*Passage fourni*.
La présidente : Merci beaucoup. Vous avez traité d’un large éventail d’aspects. J’y vois certes des éléments susceptibles de se retrouver dans notre rapport.
Notre prochain témoin sera M. Gideon Arthurs. Vous avez la parole.
[Français]
Gideon Arthurs, directeur général, École nationale de théâtre du Canada : Merci, madame la présidente, de m’avoir invité à discuter de ce sujet d’une importance cruciale.
[Traduction]
Je me réjouis de constater que notre Sénat prend tout le temps nécessaire pour bien examiner les enjeux liés à la diplomatie culturelle et à nos exportations dans ce contexte.
L’École nationale de théâtre du Canada est la principale organisation de notre pays se consacrant à la formation théâtrale. Nous offrons une formation intensément rigoureuse aux jeunes intervenants du milieu théâtral dans les deux langues officielles. Au cours des deux dernières années, nous avons élargi la gamme de nos programmes qui touchent désormais plus de 8 000 personnes, comparativement à 160 auparavant. C’est notamment le résultat de notre Festival de théâtre de l’école nationale de théâtre, autrefois connu sous le nom de Festival de théâtre Sears.
[Français]
L’École nationale de théâtre du Canada a été fondée en 1960 pour servir une communauté des arts de la scène qui n’avait pas encore trouvé son identité propre. Nos artistes partaient pour Londres ou se formaient à Paris et revenaient pour reproduire le théâtre européen au Canada. Six décennies plus tard, nous n’avons plus besoin de débattre de la légitimité du théâtre canadien et québécois. Aujourd’hui, ce secteur jouit d’une reconnaissance internationale.
[Traduction]
Je le mentionne non seulement pour mettre en lumière l’évolution de notre secteur, mais aussi pour montrer à quel point c’est un juste retour des choses, par rapport à un passé pas si lointain, que nous soyons en train de discuter en 2018 de la façon dont ce secteur singulièrement canadien en plein épanouissement peut travailler dans le sens des intérêts et des objectifs de notre pays à l’échelle internationale.
[Français]
Puisque mes collègues vous auront déjà présenté de nombreux argumentaires en tant que diffuseurs ou producteurs, je concentrerai mes commentaires sur le rôle des établissements de formation dans cette conversation.
[Traduction]
J’espère notamment vous offrir un aperçu très clair de la chaîne de production à mettre en place pour créer des œuvres de calibre international dans le domaine des arts de la scène.
Avant tout, je me permets de vous entretenir brièvement de la nécessité d’intégrer nos arts et notre culture aux efforts que nous déployons à l’étranger. Je vous prie à l’avance de m’excuser si je m’emporte un peu, mais c’est un sujet qui me tient vraiment à cœur.

*Exercices*.
**1)** Selon le passage, en quelle année l'École nationale de théâtre du Canada a-t-elle été fondée ?
**2)** Recopiez fidèlement un extrait du passage : commencez aux mots « L’École nationale de théâtre du Canada est » et arrêtez-vous après « de théâtre Sears. ».
**3)** Veuillez transformer en liste le paragraphe du passage qui commence par « L'École nationale de théâtre du Canada est la principale organisation », en conservant ses faits essentiels.
Les données ci-après forment un matériau distinct du passage.

*Données enregistrées*.
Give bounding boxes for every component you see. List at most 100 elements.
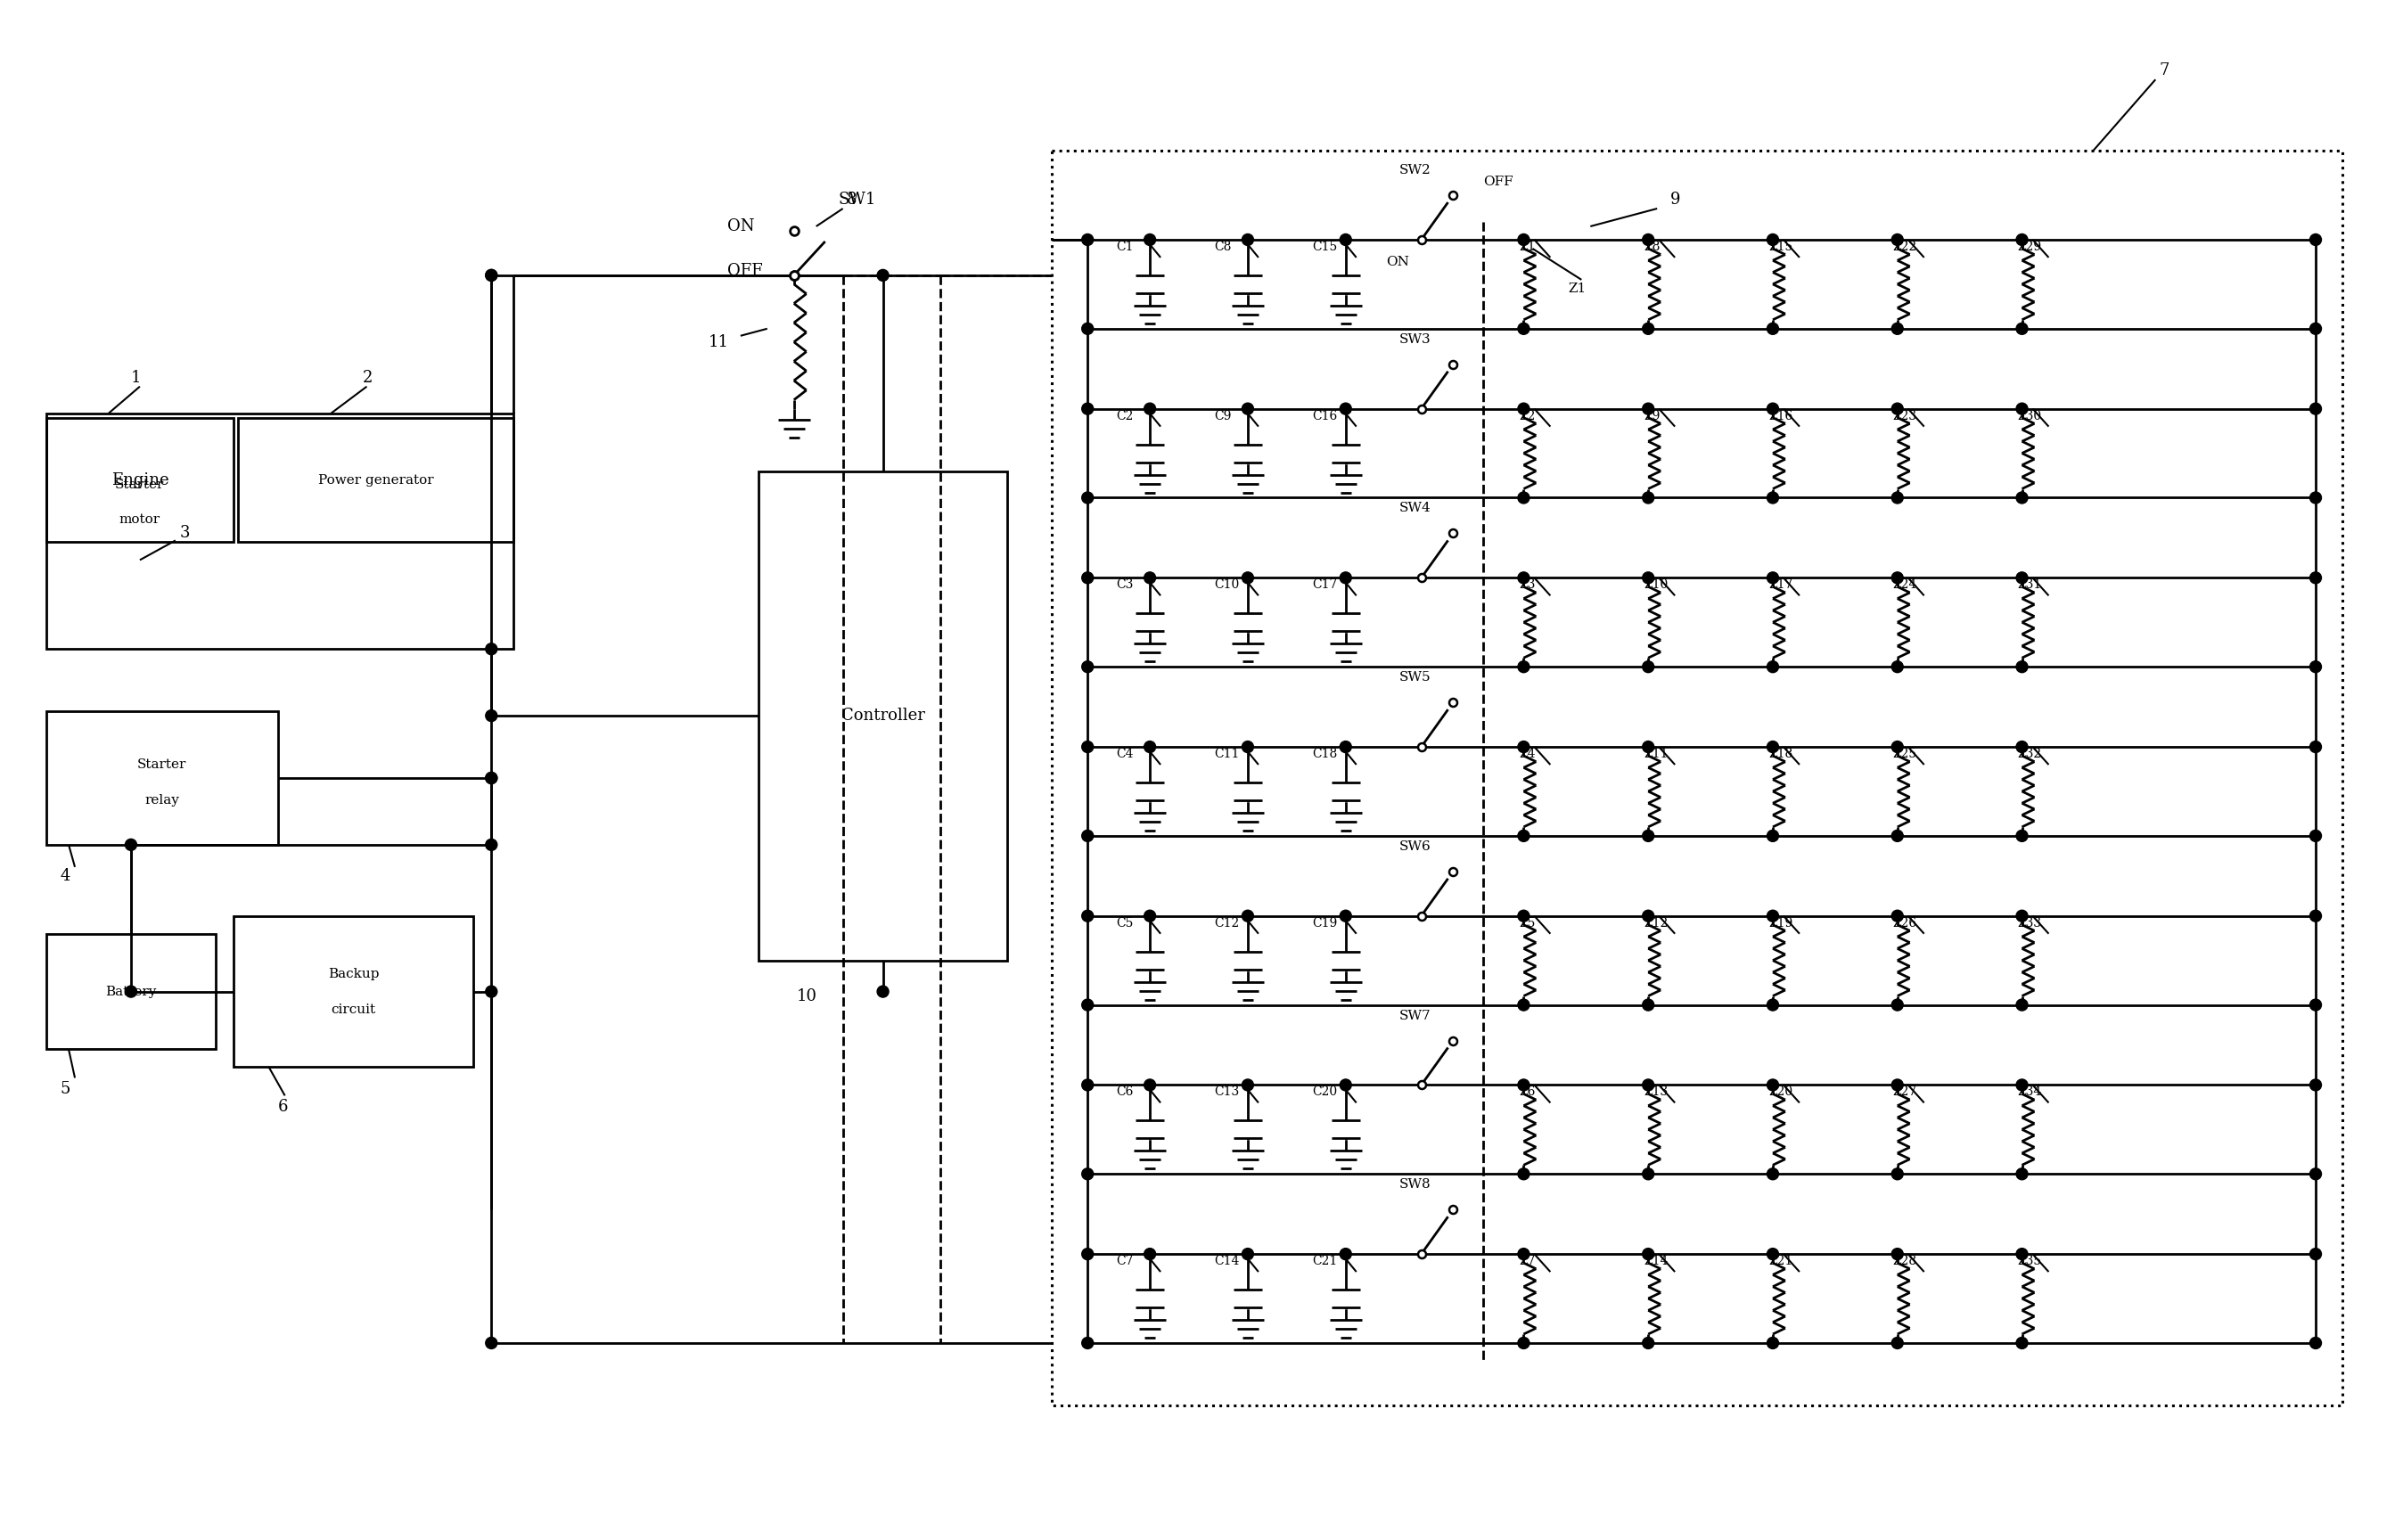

*Résultats par exercice*.
**1)** En 1960.

**2)**
L’École nationale de théâtre du Canada est la principale organisation de notre pays se consacrant à la formation théâtrale. Nous offrons une formation intensément rigoureuse aux jeunes intervenants du milieu théâtral dans les deux langues officielles. Au cours des deux dernières années, nous avons élargi la gamme de nos programmes qui touchent désormais plus de 8 000 personnes, comparativement à 160 auparavant. C’est notamment le résultat de notre Festival de théâtre de l’école nationale de théâtre, autrefois connu sous le nom de Festival de théâtre Sears.

**3)**
- Principale organisation canadienne consacrée à la formation théâtrale.
- Offre une formation intensément rigoureuse aux jeunes intervenants du milieu théâtral, dans les deux langues officielles.
- Au cours des deux dernières années, a élargi la gamme de ses programmes, qui touchent désormais plus de 8 000 personnes, contre 160 auparavant.
- Cette croissance résulte notamment de son Festival de théâtre de l'école nationale de théâtre, autrefois appelé Festival de théâtre Sears.